::: WORKING DATA :::

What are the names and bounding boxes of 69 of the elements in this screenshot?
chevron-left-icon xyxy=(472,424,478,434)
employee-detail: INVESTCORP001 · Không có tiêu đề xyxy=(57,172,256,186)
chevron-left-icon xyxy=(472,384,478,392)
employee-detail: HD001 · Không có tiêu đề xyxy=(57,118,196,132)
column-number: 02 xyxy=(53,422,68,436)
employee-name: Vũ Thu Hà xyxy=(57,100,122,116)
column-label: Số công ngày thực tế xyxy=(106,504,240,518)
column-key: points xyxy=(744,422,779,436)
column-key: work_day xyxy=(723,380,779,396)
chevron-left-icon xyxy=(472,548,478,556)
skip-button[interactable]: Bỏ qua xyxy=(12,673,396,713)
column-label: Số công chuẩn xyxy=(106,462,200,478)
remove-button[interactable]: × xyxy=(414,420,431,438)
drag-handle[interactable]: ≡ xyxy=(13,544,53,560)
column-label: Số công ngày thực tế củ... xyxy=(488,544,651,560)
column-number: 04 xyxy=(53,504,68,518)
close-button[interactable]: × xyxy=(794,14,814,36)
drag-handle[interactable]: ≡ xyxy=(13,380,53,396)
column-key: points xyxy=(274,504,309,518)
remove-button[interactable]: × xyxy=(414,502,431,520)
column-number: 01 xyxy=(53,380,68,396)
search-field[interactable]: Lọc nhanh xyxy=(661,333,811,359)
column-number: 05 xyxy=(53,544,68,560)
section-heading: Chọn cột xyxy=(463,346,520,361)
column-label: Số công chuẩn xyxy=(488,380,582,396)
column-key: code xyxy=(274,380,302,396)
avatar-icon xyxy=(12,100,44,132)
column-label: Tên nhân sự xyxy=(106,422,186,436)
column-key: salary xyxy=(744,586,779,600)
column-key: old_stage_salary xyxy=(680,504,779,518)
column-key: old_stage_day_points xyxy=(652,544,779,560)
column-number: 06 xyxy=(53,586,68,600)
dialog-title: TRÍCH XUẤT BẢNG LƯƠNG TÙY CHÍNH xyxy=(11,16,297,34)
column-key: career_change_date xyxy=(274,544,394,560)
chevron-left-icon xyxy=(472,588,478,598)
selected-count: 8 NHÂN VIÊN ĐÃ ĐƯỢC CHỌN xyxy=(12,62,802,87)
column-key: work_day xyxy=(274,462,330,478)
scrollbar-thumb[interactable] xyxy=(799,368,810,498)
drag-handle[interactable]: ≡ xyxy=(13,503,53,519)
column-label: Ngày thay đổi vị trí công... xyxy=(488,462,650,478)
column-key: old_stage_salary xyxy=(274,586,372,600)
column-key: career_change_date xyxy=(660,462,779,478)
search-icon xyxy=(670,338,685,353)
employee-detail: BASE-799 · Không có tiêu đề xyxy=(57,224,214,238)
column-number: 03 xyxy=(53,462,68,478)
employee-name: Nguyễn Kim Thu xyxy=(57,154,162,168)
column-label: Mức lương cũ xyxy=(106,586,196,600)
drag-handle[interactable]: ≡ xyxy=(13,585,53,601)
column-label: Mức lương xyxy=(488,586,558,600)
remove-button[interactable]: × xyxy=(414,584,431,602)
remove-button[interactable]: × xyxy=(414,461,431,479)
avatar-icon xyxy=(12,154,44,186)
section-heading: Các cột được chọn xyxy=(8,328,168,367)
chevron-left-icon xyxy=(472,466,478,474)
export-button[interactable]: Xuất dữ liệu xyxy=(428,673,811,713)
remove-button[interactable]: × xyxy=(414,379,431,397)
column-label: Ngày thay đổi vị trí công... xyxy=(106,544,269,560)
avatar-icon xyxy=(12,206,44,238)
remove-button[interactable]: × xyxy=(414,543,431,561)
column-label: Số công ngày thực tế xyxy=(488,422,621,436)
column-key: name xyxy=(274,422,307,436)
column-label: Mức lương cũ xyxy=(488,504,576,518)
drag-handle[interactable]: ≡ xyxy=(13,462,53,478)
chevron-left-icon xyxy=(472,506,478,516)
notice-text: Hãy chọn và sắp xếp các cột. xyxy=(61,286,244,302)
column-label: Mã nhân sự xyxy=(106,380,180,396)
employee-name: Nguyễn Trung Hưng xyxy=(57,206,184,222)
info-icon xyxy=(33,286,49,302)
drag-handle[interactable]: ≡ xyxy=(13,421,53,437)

:::

Lay out each line of the material above as a Markdown table with two columns, Row and Line. Number the rows and leave out any blank lines.

_RESPONSE TO THE TASK_:
| Row | Line |
|---|---|
| 1 | What are the names and bounding boxes of 69 of the elements in this screenshot? |
| 2 | chevron-left-icon xyxy=(472,424,478,434) |
| 3 | employee-detail: INVESTCORP001 · Không có tiêu đề xyxy=(57,172,256,186) |
| 4 | chevron-left-icon xyxy=(472,384,478,392) |
| 5 | employee-detail: HD001 · Không có tiêu đề xyxy=(57,118,196,132) |
| 6 | column-number: 02 xyxy=(53,422,68,436) |
| 7 | employee-name: Vũ Thu Hà xyxy=(57,100,122,116) |
| 8 | column-label: Số công ngày thực tế xyxy=(106,504,240,518) |
| 9 | column-key: points xyxy=(744,422,779,436) |
| 10 | column-key: work_day xyxy=(723,380,779,396) |
| 11 | chevron-left-icon xyxy=(472,548,478,556) |
| 12 | skip-button[interactable]: Bỏ qua xyxy=(12,673,396,713) |
| 13 | column-label: Số công chuẩn xyxy=(106,462,200,478) |
| 14 | remove-button[interactable]: × xyxy=(414,420,431,438) |
| 15 | drag-handle[interactable]: ≡ xyxy=(13,544,53,560) |
| 16 | column-label: Số công ngày thực tế củ... xyxy=(488,544,651,560) |
| 17 | column-number: 04 xyxy=(53,504,68,518) |
| 18 | close-button[interactable]: × xyxy=(794,14,814,36) |
| 19 | drag-handle[interactable]: ≡ xyxy=(13,380,53,396) |
| 20 | column-key: points xyxy=(274,504,309,518) |
| 21 | remove-button[interactable]: × xyxy=(414,502,431,520) |
| 22 | column-number: 01 xyxy=(53,380,68,396) |
| 23 | search-field[interactable]: Lọc nhanh xyxy=(661,333,811,359) |
| 24 | column-number: 05 xyxy=(53,544,68,560) |
| 25 | section-heading: Chọn cột xyxy=(463,346,520,361) |
| 26 | column-label: Số công chuẩn xyxy=(488,380,582,396) |
| 27 | column-key: code xyxy=(274,380,302,396) |
| 28 | avatar-icon xyxy=(12,100,44,132) |
| 29 | column-label: Tên nhân sự xyxy=(106,422,186,436) |
| 30 | column-key: salary xyxy=(744,586,779,600) |
| 31 | column-key: old_stage_salary xyxy=(680,504,779,518) |
| 32 | column-key: old_stage_day_points xyxy=(652,544,779,560) |
| 33 | column-number: 06 xyxy=(53,586,68,600) |
| 34 | dialog-title: TRÍCH XUẤT BẢNG LƯƠNG TÙY CHÍNH xyxy=(11,16,297,34) |
| 35 | column-key: career_change_date xyxy=(274,544,394,560) |
| 36 | chevron-left-icon xyxy=(472,588,478,598) |
| 37 | selected-count: 8 NHÂN VIÊN ĐÃ ĐƯỢC CHỌN xyxy=(12,62,802,87) |
| 38 | column-key: work_day xyxy=(274,462,330,478) |
| 39 | scrollbar-thumb[interactable] xyxy=(799,368,810,498) |
| 40 | drag-handle[interactable]: ≡ xyxy=(13,503,53,519) |
| 41 | column-label: Ngày thay đổi vị trí công... xyxy=(488,462,650,478) |
| 42 | column-key: old_stage_salary xyxy=(274,586,372,600) |
| 43 | column-key: career_change_date xyxy=(660,462,779,478) |
| 44 | search-icon xyxy=(670,338,685,353) |
| 45 | employee-detail: BASE-799 · Không có tiêu đề xyxy=(57,224,214,238) |
| 46 | column-number: 03 xyxy=(53,462,68,478) |
| 47 | employee-name: Nguyễn Kim Thu xyxy=(57,154,162,168) |
| 48 | column-label: Mức lương cũ xyxy=(106,586,196,600) |
| 49 | drag-handle[interactable]: ≡ xyxy=(13,585,53,601) |
| 50 | column-label: Mức lương xyxy=(488,586,558,600) |
| 51 | remove-button[interactable]: × xyxy=(414,584,431,602) |
| 52 | remove-button[interactable]: × xyxy=(414,461,431,479) |
| 53 | avatar-icon xyxy=(12,154,44,186) |
| 54 | section-heading: Các cột được chọn xyxy=(8,328,168,367) |
| 55 | chevron-left-icon xyxy=(472,466,478,474) |
| 56 | export-button[interactable]: Xuất dữ liệu xyxy=(428,673,811,713) |
| 57 | remove-button[interactable]: × xyxy=(414,379,431,397) |
| 58 | column-label: Ngày thay đổi vị trí công... xyxy=(106,544,269,560) |
| 59 | avatar-icon xyxy=(12,206,44,238) |
| 60 | remove-button[interactable]: × xyxy=(414,543,431,561) |
| 61 | column-label: Số công ngày thực tế xyxy=(488,422,621,436) |
| 62 | column-key: name xyxy=(274,422,307,436) |
| 63 | column-label: Mức lương cũ xyxy=(488,504,576,518) |
| 64 | drag-handle[interactable]: ≡ xyxy=(13,462,53,478) |
| 65 | chevron-left-icon xyxy=(472,506,478,516) |
| 66 | notice-text: Hãy chọn và sắp xếp các cột. xyxy=(61,286,244,302) |
| 67 | column-label: Mã nhân sự xyxy=(106,380,180,396) |
| 68 | employee-name: Nguyễn Trung Hưng xyxy=(57,206,184,222) |
| 69 | info-icon xyxy=(33,286,49,302) |
| 70 | drag-handle[interactable]: ≡ xyxy=(13,421,53,437) |